Exercise prompt:
Look through the records below and collect all lines that hold the string "color".
+===+
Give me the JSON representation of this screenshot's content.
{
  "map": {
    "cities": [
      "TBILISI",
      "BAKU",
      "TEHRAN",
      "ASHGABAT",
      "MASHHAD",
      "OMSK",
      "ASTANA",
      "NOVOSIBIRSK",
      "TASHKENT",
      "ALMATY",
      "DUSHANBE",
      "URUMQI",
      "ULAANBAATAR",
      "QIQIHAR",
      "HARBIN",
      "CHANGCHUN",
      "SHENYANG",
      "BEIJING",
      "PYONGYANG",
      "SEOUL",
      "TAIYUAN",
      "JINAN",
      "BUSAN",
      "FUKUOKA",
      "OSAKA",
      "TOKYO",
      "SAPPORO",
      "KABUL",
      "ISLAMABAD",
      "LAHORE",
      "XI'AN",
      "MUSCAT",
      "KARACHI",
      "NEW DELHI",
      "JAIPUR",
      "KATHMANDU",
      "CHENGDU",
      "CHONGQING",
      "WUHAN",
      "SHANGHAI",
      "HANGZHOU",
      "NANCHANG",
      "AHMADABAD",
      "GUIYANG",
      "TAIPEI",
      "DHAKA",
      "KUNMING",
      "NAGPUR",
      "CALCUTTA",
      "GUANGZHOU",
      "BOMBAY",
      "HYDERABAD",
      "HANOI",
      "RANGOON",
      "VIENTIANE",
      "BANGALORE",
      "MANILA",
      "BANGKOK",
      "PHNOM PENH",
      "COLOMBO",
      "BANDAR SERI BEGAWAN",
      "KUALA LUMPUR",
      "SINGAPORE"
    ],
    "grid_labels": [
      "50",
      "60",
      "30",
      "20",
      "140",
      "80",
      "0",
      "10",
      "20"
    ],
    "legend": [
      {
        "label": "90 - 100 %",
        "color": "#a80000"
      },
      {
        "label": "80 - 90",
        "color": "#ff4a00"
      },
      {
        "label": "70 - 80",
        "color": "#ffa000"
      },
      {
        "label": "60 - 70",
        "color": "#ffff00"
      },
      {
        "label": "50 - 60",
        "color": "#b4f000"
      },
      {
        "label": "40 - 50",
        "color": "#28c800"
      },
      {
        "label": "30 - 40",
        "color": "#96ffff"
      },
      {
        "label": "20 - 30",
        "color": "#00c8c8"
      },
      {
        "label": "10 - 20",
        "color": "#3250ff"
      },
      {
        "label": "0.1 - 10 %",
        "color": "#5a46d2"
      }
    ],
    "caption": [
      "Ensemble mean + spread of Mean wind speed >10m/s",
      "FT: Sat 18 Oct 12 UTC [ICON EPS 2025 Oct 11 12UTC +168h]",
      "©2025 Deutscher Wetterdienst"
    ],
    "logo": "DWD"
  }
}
+===+
Result of this task:
        "color": "#a80000"
        "color": "#ff4a00"
        "color": "#ffa000"
        "color": "#ffff00"
        "color": "#b4f000"
        "color": "#28c800"
        "color": "#96ffff"
        "color": "#00c8c8"
        "color": "#3250ff"
        "color": "#5a46d2"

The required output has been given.